PETUNJUK PENGERJAAN:
- 1) Terjemahkan ke dalam bahasa Inggris kalimat "Kedepan, mestinya pemerintah merespon warga masyarakat secara baik dan benar." dari teks tentang konflik lahan warga Tambak Sari.
- 2) Lanjutkan teks tentang konflik lahan warga Tambak Sari, mulai setelah kalimat terakhir yang ditampilkan.

BLOK TEKS:
Perjuangan masyarakat Tambak Sari hingga ke Jakarta menemui Presiden Republik Indonesia melalui Kantor Staff Kepresidenan baru-baru ini. Hal itu, dilakukan berbagai cara dan upaya lakukan perlawanan. Masyarakat hingga kini tetap lakukan apapun upaya untuk menguasai kembali lahannya yang diambil oleh PT. SAJ, PT. BHJ dan Bank Harfa.
Kedepan, mestinya pemerintah merespon warga masyarakat secara baik dan benar. Mendahulukan kepentingan rakyat dari pada melindungi korporasi yang merusak usaha-usaha dan lahan masyarakat. Terkait, masalah konflik agraria ini, pemerintah daerah sangat lemah dalam mengambil kebijakan dan melindungi rakyatnya.

INFORMASI YANG DITAMPILKAN:
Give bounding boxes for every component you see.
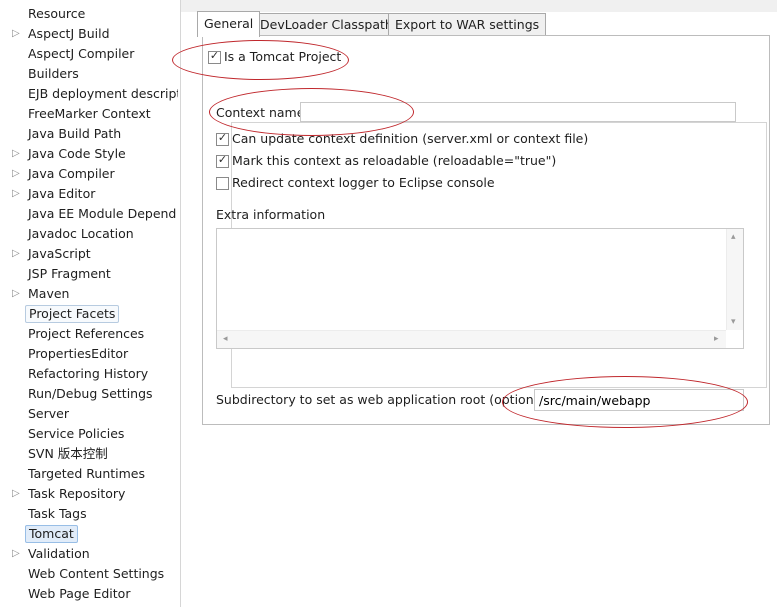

HASIL PER TUGAS:
- 1) Going forward, the government should respond to the community properly and correctly.

- 2)
Dalam keadaan seperti ini, masyarakat trans akan melawan siapapun yang mencoba mengambil lahan masyarakat. Termasuk, ilegal investasi budidaya tambak udang vaname karena tidak ada ijin operasional dari pemerintah daerah.
Masyarakat Tambak Sari membutuhkan solusi, bahkan kecewa berat karena Bupati Kabupaten Sumbawa Barat (KSB) yang ternyata tidak mengindahkan surat Perintah dari Dirjen Pengembangan Kawasan Transmigrasi Pusat NO. B.109/DPDTT/DPK Trans 01/2017 untuk kembalikan lahan tersebut kepada masyarakat transmigrasi Tambak Sari.
Red.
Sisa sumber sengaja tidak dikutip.